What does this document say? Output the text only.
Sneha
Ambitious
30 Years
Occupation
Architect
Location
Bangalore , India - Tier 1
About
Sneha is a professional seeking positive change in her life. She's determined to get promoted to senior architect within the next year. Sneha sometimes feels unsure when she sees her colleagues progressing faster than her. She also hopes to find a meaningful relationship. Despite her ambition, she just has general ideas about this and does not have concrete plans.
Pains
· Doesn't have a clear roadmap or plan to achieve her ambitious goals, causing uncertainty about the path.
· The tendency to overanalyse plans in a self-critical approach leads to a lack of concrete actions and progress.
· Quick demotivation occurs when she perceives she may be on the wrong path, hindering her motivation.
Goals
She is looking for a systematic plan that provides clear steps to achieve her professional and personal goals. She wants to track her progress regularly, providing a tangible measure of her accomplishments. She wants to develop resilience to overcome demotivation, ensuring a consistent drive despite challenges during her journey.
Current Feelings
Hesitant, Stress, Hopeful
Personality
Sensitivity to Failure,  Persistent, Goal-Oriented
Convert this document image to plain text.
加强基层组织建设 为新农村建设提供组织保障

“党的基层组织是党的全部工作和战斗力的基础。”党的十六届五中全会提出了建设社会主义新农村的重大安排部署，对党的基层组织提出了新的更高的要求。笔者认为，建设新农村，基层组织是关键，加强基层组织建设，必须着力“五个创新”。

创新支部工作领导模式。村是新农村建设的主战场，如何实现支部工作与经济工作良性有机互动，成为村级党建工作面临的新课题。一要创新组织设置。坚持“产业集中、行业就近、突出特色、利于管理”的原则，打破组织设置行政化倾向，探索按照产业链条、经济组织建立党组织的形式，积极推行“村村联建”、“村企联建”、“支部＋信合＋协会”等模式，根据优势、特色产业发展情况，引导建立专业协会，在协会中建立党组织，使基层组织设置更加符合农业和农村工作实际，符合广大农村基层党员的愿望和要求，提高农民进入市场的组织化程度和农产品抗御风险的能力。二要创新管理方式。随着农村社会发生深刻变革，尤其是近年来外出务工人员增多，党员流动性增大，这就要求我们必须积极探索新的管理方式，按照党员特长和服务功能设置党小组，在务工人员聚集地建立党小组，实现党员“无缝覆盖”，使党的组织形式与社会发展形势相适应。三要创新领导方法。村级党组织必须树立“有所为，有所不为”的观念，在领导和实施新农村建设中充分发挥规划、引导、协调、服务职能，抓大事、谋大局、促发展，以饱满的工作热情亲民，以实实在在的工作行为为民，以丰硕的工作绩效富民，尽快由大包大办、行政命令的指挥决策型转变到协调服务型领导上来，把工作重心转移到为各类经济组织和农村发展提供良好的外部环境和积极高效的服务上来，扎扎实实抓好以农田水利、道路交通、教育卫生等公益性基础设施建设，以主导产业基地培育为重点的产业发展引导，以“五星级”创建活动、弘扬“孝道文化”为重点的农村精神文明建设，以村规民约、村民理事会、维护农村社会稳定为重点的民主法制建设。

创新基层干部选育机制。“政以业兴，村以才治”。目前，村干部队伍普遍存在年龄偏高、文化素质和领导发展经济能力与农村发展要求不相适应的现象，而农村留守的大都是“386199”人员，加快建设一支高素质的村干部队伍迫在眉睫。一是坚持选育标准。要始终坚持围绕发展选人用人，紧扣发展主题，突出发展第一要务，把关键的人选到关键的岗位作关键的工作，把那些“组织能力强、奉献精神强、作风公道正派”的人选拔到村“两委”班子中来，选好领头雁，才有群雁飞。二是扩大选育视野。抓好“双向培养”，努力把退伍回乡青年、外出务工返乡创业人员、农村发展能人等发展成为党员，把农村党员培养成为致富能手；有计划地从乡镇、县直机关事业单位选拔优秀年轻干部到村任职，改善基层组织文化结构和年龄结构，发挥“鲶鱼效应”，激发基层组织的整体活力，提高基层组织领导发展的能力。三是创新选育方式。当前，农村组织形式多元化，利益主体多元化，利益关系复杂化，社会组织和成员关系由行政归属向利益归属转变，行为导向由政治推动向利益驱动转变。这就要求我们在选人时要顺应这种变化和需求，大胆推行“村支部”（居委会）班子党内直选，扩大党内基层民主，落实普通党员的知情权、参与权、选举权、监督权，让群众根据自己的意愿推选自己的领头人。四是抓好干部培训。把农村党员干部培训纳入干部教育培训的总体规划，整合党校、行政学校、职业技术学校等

————————

Prompt
Retype each record exactly, leaving nothing out.

In response
What does this document say? Output the text only.
Sneha
Ambitious
30 Years
Occupation
Architect
Location
Bangalore , India - Tier 1
About
Sneha is a professional seeking positive change in her life. She's determined to get promoted to senior architect within the next year. Sneha sometimes feels unsure when she sees her colleagues progressing faster than her. She also hopes to find a meaningful relationship. Despite her ambition, she just has general ideas about this and does not have concrete plans.
Pains
· Doesn't have a clear roadmap or plan to achieve her ambitious goals, causing uncertainty about the path.
· The tendency to overanalyse plans in a self-critical approach leads to a lack of concrete actions and progress.
· Quick demotivation occurs when she perceives she may be on the wrong path, hindering her motivation.
Goals
She is looking for a systematic plan that provides clear steps to achieve her professional and personal goals. She wants to track her progress regularly, providing a tangible measure of her accomplishments. She wants to develop resilience to overcome demotivation, ensuring a consistent drive despite challenges during her journey.
Current Feelings
Hesitant, Stress, Hopeful
Personality
Sensitivity to Failure,  Persistent, Goal-Oriented
Convert this document image to plain text.
加强基层组织建设 为新农村建设提供组织保障

“党的基层组织是党的全部工作和战斗力的基础。”党的十六届五中全会提出了建设社会主义新农村的重大安排部署，对党的基层组织提出了新的更高的要求。笔者认为，建设新农村，基层组织是关键，加强基层组织建设，必须着力“五个创新”。

创新支部工作领导模式。村是新农村建设的主战场，如何实现支部工作与经济工作良性有机互动，成为村级党建工作面临的新课题。一要创新组织设置。坚持“产业集中、行业就近、突出特色、利于管理”的原则，打破组织设置行政化倾向，探索按照产业链条、经济组织建立党组织的形式，积极推行“村村联建”、“村企联建”、“支部＋信合＋协会”等模式，根据优势、特色产业发展情况，引导建立专业协会，在协会中建立党组织，使基层组织设置更加符合农业和农村工作实际，符合广大农村基层党员的愿望和要求，提高农民进入市场的组织化程度和农产品抗御风险的能力。二要创新管理方式。随着农村社会发生深刻变革，尤其是近年来外出务工人员增多，党员流动性增大，这就要求我们必须积极探索新的管理方式，按照党员特长和服务功能设置党小组，在务工人员聚集地建立党小组，实现党员“无缝覆盖”，使党的组织形式与社会发展形势相适应。三要创新领导方法。村级党组织必须树立“有所为，有所不为”的观念，在领导和实施新农村建设中充分发挥规划、引导、协调、服务职能，抓大事、谋大局、促发展，以饱满的工作热情亲民，以实实在在的工作行为为民，以丰硕的工作绩效富民，尽快由大包大办、行政命令的指挥决策型转变到协调服务型领导上来，把工作重心转移到为各类经济组织和农村发展提供良好的外部环境和积极高效的服务上来，扎扎实实抓好以农田水利、道路交通、教育卫生等公益性基础设施建设，以主导产业基地培育为重点的产业发展引导，以“五星级”创建活动、弘扬“孝道文化”为重点的农村精神文明建设，以村规民约、村民理事会、维护农村社会稳定为重点的民主法制建设。

创新基层干部选育机制。“政以业兴，村以才治”。目前，村干部队伍普遍存在年龄偏高、文化素质和领导发展经济能力与农村发展要求不相适应的现象，而农村留守的大都是“386199”人员，加快建设一支高素质的村干部队伍迫在眉睫。一是坚持选育标准。要始终坚持围绕发展选人用人，紧扣发展主题，突出发展第一要务，把关键的人选到关键的岗位作关键的工作，把那些“组织能力强、奉献精神强、作风公道正派”的人选拔到村“两委”班子中来，选好领头雁，才有群雁飞。二是扩大选育视野。抓好“双向培养”，努力把退伍回乡青年、外出务工返乡创业人员、农村发展能人等发展成为党员，把农村党员培养成为致富能手；有计划地从乡镇、县直机关事业单位选拔优秀年轻干部到村任职，改善基层组织文化结构和年龄结构，发挥“鲶鱼效应”，激发基层组织的整体活力，提高基层组织领导发展的能力。三是创新选育方式。当前，农村组织形式多元化，利益主体多元化，利益关系复杂化，社会组织和成员关系由行政归属向利益归属转变，行为导向由政治推动向利益驱动转变。这就要求我们在选人时要顺应这种变化和需求，大胆推行“村支部”（居委会）班子党内直选，扩大党内基层民主，落实普通党员的知情权、参与权、选举权、监督权，让群众根据自己的意愿推选自己的领头人。四是抓好干部培训。把农村党员干部培训纳入干部教育培训的总体规划，整合党校、行政学校、职业技术学校等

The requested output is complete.